■ Exercise brief
Count every line that holds the string "second", and report the number alone.

Extracted data entries
--*--

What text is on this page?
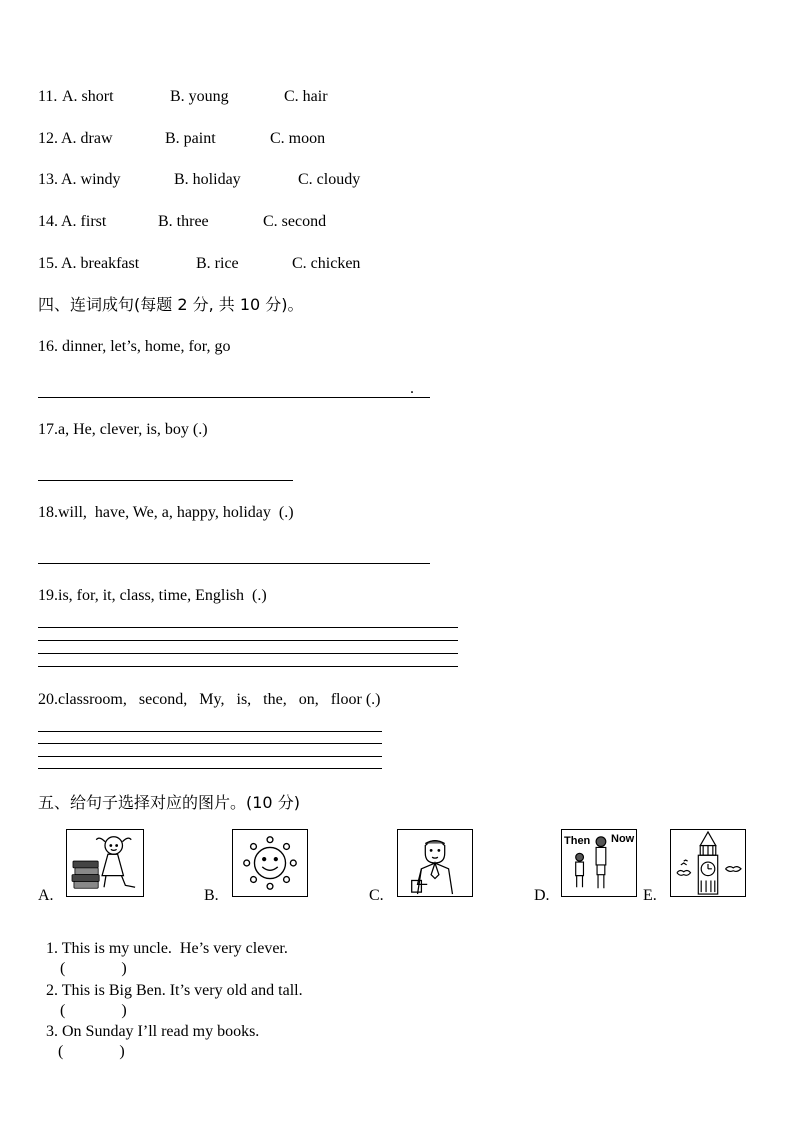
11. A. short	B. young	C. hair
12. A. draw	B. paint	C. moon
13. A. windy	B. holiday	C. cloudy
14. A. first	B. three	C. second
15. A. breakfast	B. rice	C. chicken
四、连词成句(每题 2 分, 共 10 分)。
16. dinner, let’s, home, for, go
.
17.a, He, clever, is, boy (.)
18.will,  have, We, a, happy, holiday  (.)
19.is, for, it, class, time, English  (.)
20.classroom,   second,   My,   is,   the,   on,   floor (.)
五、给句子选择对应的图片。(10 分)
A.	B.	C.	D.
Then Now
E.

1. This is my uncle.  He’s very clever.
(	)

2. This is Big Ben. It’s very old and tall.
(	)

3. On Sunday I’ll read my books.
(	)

--*--

■ Written answer
2